▶ _WRITTEN TASK_
Both ends included, set down the lines from the line containing "Convert this screenshot" through the last line of the records below, without pictures.

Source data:
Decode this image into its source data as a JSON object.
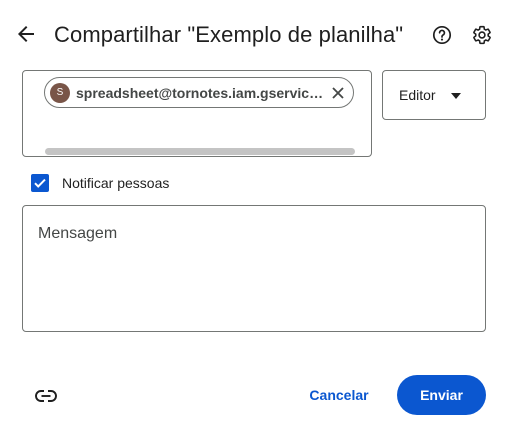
{
  "header": {
    "title": "Compartilhar \"Exemplo de planilha\"",
    "back_icon": "arrow-back-icon",
    "help_icon": "help-circle-icon",
    "settings_icon": "gear-icon"
  },
  "recipients": {
    "chips": [
      {
        "avatar_initial": "S",
        "label": "spreadsheet@tornotes.iam.gserviceaccount.com",
        "avatar_color": "#795548"
      }
    ],
    "remove_icon": "close-icon"
  },
  "role": {
    "selected": "Editor",
    "arrow_icon": "caret-down-icon"
  },
  "notify": {
    "label": "Notificar pessoas",
    "checked": true
  },
  "message": {
    "placeholder": "Mensagem",
    "value": ""
  },
  "footer": {
    "link_icon": "link-icon",
    "cancel_label": "Cancelar",
    "send_label": "Enviar"
  },
  "colors": {
    "accent": "#0b57d0",
    "border": "#747775",
    "text": "#1f1f1f"
  }
}
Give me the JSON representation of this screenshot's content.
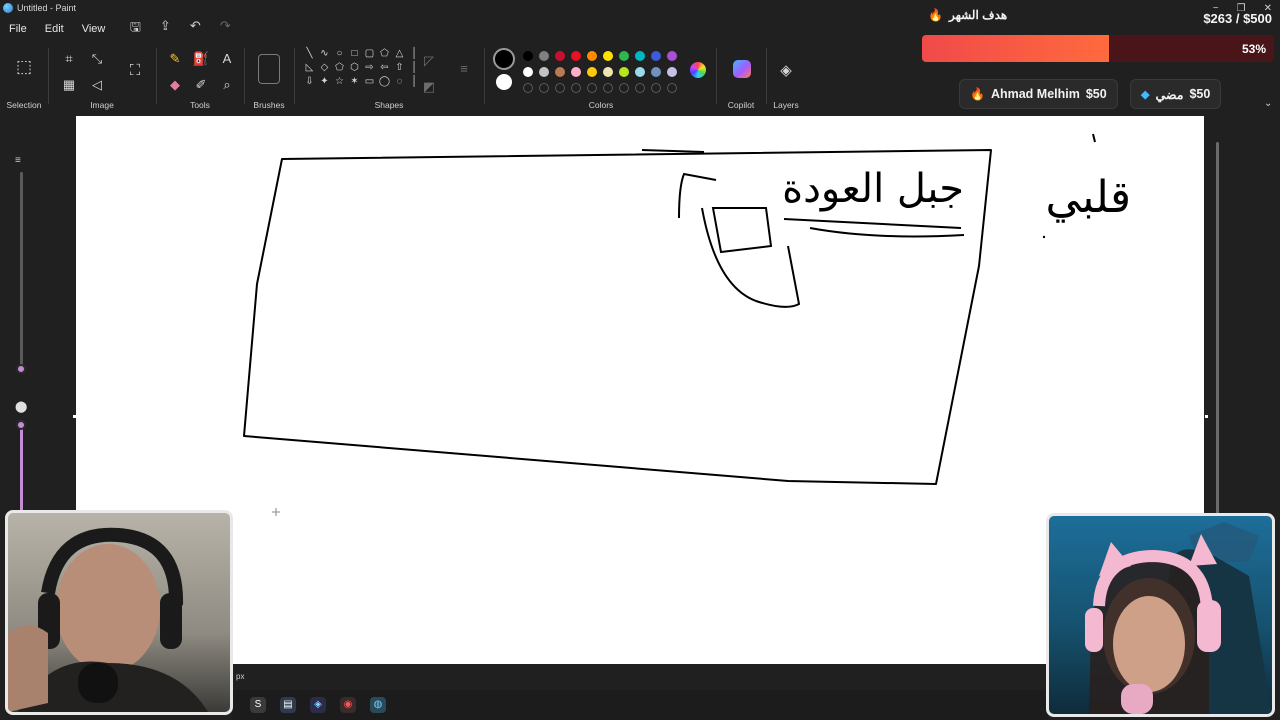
{
  "window": {
    "title": "Untitled - Paint"
  },
  "menu": {
    "file": "File",
    "edit": "Edit",
    "view": "View"
  },
  "ribbon": {
    "groups": {
      "selection": "Selection",
      "image": "Image",
      "tools": "Tools",
      "brushes": "Brushes",
      "shapes": "Shapes",
      "colors": "Colors",
      "copilot": "Copilot",
      "layers": "Layers"
    },
    "primary_color": "#000000",
    "secondary_color": "#ffffff",
    "palette_row1": [
      "#000000",
      "#7f7f7f",
      "#c8102e",
      "#e81123",
      "#ff8c00",
      "#ffe100",
      "#2db84d",
      "#00b7c3",
      "#3b5bdb",
      "#a94fd6"
    ],
    "palette_row2": [
      "#ffffff",
      "#c3c3c3",
      "#b97a57",
      "#ffaec9",
      "#ffc90e",
      "#efe4b0",
      "#b5e61d",
      "#99d9ea",
      "#7092be",
      "#c8bfe7"
    ]
  },
  "overlay": {
    "goal_title": "هدف الشهر",
    "goal_amount": "$263 / $500",
    "goal_progress": 0.53,
    "goal_percent": "53%",
    "donors": [
      {
        "name": "Ahmad Melhim",
        "amount": "$50",
        "icon": "fire-icon"
      },
      {
        "name": "مضي",
        "amount": "$50",
        "icon": "diamond-icon"
      }
    ]
  },
  "canvas": {
    "drawn_texts": [
      "جبل العودة",
      "قلبي"
    ]
  },
  "status": {
    "unit": "px"
  }
}
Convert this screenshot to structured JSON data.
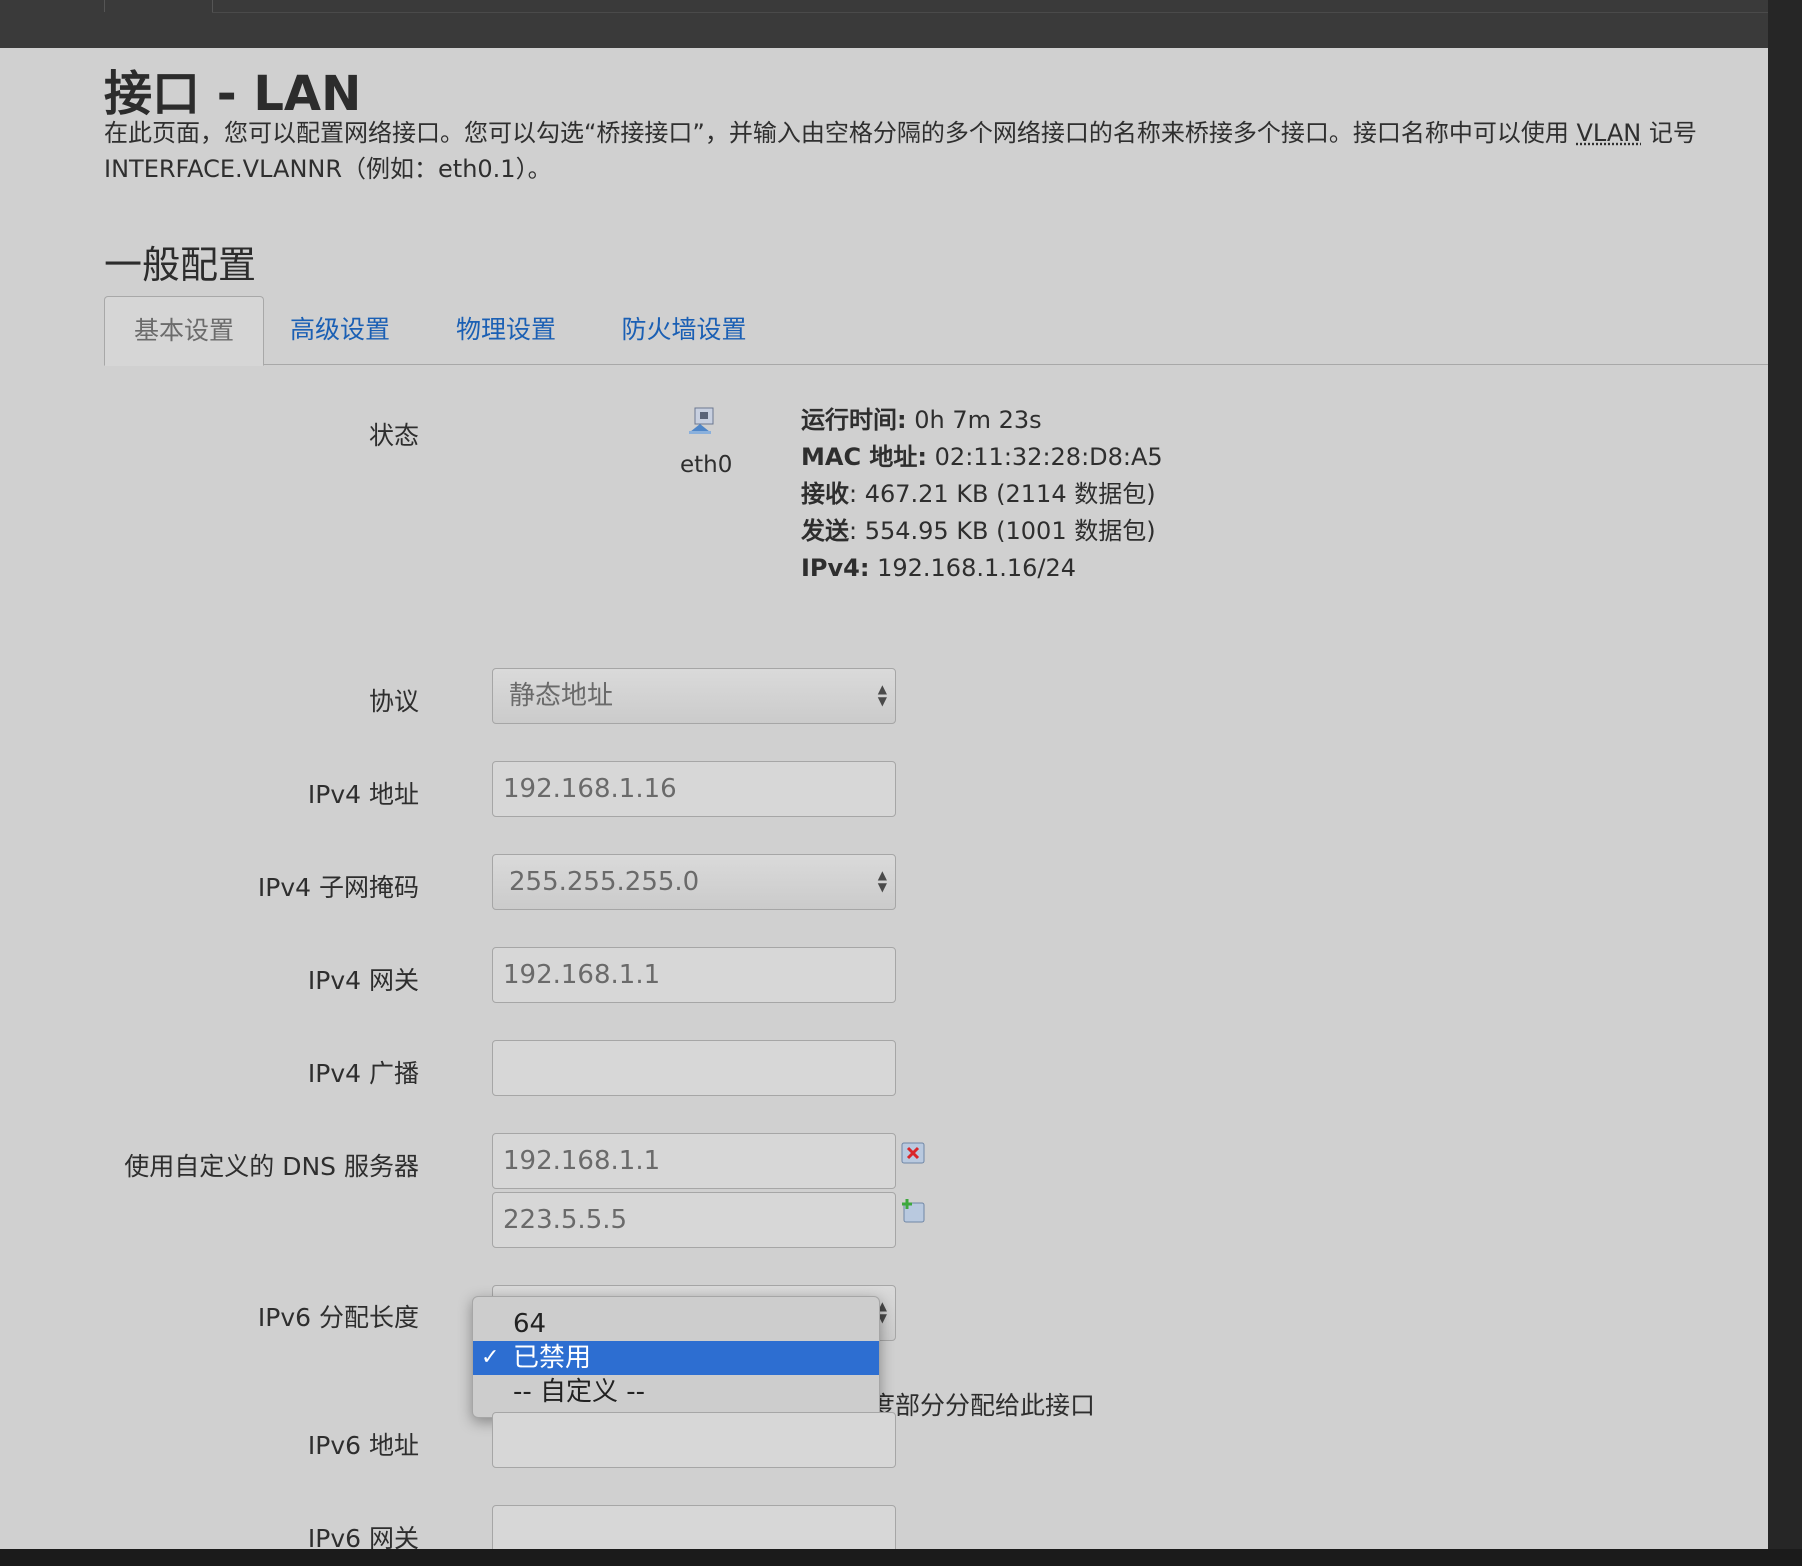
{
  "page": {
    "title": "接口 - LAN",
    "description_part1": "在此页面，您可以配置网络接口。您可以勾选“桥接接口”，并输入由空格分隔的多个网络接口的名称来桥接多个接口。接口名称中可以使用 ",
    "description_vlan": "VLAN",
    "description_part2": " 记号 INTERFACE.VLANNR（例如：eth0.1）。",
    "section_title": "一般配置"
  },
  "tabs": [
    "基本设置",
    "高级设置",
    "物理设置",
    "防火墙设置"
  ],
  "status": {
    "label": "状态",
    "interface": "eth0",
    "uptime_label": "运行时间:",
    "uptime_value": " 0h 7m 23s",
    "mac_label": "MAC 地址:",
    "mac_value": " 02:11:32:28:D8:A5",
    "rx_label": "接收",
    "rx_value": ": 467.21 KB (2114 数据包)",
    "tx_label": "发送",
    "tx_value": ": 554.95 KB (1001 数据包)",
    "ipv4_label": "IPv4:",
    "ipv4_value": " 192.168.1.16/24"
  },
  "form": {
    "protocol_label": "协议",
    "protocol_value": "静态地址",
    "ipv4_addr_label": "IPv4 地址",
    "ipv4_addr_value": "192.168.1.16",
    "netmask_label": "IPv4 子网掩码",
    "netmask_value": "255.255.255.0",
    "gateway_label": "IPv4 网关",
    "gateway_value": "192.168.1.1",
    "broadcast_label": "IPv4 广播",
    "broadcast_value": "",
    "dns_label": "使用自定义的 DNS 服务器",
    "dns_values": [
      "192.168.1.1",
      "223.5.5.5"
    ],
    "ipv6_assign_label": "IPv6 分配长度",
    "ipv6_assign_options": [
      "64",
      "已禁用",
      "-- 自定义 --"
    ],
    "ipv6_assign_selected": "已禁用",
    "ipv6_assign_checkmark": "✓",
    "ipv6_hint_visible": "度部分分配给此接口",
    "ipv6_addr_label": "IPv6 地址",
    "ipv6_gw_label": "IPv6 网关"
  }
}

▶ _REPLY_
Convert this screenshot to structured JSON data.
{
  "page": {
    "title": "接口 - LAN",
    "description_part1": "在此页面，您可以配置网络接口。您可以勾选“桥接接口”，并输入由空格分隔的多个网络接口的名称来桥接多个接口。接口名称中可以使用 ",
    "description_vlan": "VLAN",
    "description_part2": " 记号 INTERFACE.VLANNR（例如：eth0.1）。",
    "section_title": "一般配置"
  },
  "tabs": [
    "基本设置",
    "高级设置",
    "物理设置",
    "防火墙设置"
  ],
  "status": {
    "label": "状态",
    "interface": "eth0",
    "uptime_label": "运行时间:",
    "uptime_value": " 0h 7m 23s",
    "mac_label": "MAC 地址:",
    "mac_value": " 02:11:32:28:D8:A5",
    "rx_label": "接收",
    "rx_value": ": 467.21 KB (2114 数据包)",
    "tx_label": "发送",
    "tx_value": ": 554.95 KB (1001 数据包)",
    "ipv4_label": "IPv4:",
    "ipv4_value": " 192.168.1.16/24"
  },
  "form": {
    "protocol_label": "协议",
    "protocol_value": "静态地址",
    "ipv4_addr_label": "IPv4 地址",
    "ipv4_addr_value": "192.168.1.16",
    "netmask_label": "IPv4 子网掩码",
    "netmask_value": "255.255.255.0",
    "gateway_label": "IPv4 网关",
    "gateway_value": "192.168.1.1",
    "broadcast_label": "IPv4 广播",
    "broadcast_value": "",
    "dns_label": "使用自定义的 DNS 服务器",
    "dns_values": [
      "192.168.1.1",
      "223.5.5.5"
    ],
    "ipv6_assign_label": "IPv6 分配长度",
    "ipv6_assign_options": [
      "64",
      "已禁用",
      "-- 自定义 --"
    ],
    "ipv6_assign_selected": "已禁用",
    "ipv6_assign_checkmark": "✓",
    "ipv6_hint_visible": "度部分分配给此接口",
    "ipv6_addr_label": "IPv6 地址",
    "ipv6_gw_label": "IPv6 网关"
  }
}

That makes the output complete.